• [Exercise materials]
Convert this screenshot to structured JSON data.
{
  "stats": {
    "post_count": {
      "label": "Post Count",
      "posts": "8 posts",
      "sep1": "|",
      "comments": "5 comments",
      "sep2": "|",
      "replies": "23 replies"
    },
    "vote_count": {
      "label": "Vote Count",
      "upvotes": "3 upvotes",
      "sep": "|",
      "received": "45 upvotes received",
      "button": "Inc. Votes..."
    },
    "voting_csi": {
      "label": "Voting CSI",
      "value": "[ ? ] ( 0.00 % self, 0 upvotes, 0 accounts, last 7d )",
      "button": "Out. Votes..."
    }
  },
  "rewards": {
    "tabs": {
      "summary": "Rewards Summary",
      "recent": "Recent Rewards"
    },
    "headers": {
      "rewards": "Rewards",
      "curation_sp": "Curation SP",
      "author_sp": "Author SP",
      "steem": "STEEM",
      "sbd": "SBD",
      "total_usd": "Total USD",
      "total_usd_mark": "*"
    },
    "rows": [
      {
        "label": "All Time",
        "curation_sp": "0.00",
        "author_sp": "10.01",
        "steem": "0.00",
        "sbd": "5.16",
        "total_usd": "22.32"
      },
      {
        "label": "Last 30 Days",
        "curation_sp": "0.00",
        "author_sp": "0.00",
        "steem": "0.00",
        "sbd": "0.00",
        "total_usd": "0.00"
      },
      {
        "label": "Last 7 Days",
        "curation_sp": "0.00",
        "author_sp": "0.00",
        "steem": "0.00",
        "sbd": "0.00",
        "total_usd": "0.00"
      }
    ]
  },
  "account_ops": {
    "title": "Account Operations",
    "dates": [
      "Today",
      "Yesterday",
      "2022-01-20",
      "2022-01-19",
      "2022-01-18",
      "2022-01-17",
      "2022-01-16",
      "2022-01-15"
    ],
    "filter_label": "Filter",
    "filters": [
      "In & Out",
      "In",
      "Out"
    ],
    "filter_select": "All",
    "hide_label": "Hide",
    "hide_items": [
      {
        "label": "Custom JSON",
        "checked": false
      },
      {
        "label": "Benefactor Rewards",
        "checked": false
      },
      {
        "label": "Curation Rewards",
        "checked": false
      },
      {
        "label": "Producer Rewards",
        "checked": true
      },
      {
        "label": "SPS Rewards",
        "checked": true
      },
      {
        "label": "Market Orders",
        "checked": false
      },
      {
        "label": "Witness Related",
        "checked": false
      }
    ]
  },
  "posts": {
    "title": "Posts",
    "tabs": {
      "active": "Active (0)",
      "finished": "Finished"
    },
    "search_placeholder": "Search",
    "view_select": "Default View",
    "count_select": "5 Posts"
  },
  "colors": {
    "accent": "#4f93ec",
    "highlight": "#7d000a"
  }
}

• [Goal] Reproduce each line of the entries in which the word "upvotes" is found.

• [Answer in full]
      "upvotes": "3 upvotes",
      "received": "45 upvotes received",
      "value": "[ ? ] ( 0.00 % self, 0 upvotes, 0 accounts, last 7d )",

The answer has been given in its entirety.